Stated task: Give the number of lines in the listing below that include the word "через", with nothing more.

Data excerpts:

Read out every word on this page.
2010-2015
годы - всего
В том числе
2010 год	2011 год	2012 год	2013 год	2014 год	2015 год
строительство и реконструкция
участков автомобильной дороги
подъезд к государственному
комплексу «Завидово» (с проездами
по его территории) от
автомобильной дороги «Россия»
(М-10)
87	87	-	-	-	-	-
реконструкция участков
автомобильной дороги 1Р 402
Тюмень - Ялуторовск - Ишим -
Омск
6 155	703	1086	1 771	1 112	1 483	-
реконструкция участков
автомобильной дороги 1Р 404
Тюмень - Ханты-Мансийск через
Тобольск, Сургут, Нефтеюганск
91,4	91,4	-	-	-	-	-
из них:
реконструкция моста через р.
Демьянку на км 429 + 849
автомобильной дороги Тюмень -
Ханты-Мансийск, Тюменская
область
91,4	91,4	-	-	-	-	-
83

Completed task: 2